## EXERCISE PROMPT
Keep only those lines of the records that include the string "Lists".

## INPUT DATA
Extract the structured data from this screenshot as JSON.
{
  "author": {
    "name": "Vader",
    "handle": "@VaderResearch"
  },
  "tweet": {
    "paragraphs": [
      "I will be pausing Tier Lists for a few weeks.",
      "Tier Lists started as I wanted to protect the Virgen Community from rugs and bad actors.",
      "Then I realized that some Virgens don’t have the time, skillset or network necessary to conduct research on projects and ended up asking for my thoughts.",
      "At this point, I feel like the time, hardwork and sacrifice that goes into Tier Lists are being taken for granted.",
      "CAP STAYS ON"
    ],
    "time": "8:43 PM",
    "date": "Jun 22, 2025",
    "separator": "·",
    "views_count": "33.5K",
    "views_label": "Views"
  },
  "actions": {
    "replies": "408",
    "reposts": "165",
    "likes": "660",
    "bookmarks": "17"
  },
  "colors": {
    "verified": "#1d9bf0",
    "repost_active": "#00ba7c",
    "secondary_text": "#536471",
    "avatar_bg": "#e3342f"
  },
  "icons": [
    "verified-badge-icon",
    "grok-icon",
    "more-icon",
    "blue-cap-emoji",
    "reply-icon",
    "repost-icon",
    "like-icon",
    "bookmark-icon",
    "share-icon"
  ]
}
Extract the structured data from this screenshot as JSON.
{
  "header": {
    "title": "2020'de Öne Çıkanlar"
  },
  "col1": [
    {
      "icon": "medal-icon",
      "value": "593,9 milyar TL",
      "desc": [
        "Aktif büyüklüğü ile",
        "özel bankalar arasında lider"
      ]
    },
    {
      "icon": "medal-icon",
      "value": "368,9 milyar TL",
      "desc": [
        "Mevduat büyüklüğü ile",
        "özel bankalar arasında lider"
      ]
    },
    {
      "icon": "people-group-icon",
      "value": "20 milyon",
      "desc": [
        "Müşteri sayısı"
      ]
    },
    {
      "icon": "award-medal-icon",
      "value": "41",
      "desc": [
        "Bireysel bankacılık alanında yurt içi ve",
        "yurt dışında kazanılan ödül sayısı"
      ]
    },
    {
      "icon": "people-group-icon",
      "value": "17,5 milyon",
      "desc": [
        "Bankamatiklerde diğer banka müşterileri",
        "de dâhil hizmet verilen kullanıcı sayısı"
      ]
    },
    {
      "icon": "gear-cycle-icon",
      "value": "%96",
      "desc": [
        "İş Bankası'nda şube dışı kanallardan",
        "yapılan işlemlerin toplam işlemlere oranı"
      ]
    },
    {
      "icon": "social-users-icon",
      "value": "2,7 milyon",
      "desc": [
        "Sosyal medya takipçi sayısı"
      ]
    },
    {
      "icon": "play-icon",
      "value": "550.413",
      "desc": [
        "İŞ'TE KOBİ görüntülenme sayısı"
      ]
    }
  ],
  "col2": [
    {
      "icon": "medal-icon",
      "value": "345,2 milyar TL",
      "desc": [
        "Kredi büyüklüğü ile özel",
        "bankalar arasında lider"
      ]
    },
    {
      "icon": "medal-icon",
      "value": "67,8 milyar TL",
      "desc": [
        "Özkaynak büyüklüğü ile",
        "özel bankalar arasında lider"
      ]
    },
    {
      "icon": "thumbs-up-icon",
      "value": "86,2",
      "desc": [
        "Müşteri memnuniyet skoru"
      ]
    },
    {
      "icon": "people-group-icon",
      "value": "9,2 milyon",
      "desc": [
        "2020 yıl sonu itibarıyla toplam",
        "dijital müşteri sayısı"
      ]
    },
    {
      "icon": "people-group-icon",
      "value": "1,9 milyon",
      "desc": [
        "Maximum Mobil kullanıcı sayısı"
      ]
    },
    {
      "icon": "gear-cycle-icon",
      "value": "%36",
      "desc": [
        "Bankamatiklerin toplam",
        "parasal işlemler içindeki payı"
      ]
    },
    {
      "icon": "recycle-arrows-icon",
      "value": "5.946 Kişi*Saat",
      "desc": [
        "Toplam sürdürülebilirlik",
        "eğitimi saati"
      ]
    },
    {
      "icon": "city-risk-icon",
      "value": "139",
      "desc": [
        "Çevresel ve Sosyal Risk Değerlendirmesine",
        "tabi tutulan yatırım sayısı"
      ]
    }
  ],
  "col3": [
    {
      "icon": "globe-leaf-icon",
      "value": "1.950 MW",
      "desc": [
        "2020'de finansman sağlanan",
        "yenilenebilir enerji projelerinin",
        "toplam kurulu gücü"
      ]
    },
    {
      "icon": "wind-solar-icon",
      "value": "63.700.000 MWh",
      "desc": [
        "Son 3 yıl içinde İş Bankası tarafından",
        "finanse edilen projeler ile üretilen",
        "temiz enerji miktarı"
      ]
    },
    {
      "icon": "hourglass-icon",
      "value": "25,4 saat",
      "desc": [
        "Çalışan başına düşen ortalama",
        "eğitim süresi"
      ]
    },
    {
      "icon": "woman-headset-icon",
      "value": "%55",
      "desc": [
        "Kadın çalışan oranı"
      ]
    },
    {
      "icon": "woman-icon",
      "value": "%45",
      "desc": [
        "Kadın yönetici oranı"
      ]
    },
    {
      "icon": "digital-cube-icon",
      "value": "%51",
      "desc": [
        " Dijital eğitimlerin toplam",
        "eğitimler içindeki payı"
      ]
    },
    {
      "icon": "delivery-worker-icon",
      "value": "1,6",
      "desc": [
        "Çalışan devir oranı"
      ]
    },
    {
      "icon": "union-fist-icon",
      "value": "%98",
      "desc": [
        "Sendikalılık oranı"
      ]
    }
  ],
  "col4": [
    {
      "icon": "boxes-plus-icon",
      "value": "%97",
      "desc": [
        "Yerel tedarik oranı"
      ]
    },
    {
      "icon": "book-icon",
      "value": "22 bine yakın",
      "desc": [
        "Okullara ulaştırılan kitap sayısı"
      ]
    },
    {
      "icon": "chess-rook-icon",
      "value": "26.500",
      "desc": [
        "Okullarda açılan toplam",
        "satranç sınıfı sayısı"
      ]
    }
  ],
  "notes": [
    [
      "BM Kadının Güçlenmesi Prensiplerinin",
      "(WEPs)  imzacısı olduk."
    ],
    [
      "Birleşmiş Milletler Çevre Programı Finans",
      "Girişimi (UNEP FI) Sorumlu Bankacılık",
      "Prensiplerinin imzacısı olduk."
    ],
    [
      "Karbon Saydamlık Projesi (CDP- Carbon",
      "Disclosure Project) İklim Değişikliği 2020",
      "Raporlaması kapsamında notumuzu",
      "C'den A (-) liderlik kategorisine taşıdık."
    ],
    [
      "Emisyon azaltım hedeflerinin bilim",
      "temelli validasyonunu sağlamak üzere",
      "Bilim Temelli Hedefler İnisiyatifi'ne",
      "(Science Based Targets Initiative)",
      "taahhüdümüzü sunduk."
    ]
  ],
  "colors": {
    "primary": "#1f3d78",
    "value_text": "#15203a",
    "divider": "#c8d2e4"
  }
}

## SOLUTION
      "I will be pausing Tier Lists for a few weeks.",
      "Tier Lists started as I wanted to protect the Virgen Community from rugs and bad actors.",
      "At this point, I feel like the time, hardwork and sacrifice that goes into Tier Lists are being taken for granted.",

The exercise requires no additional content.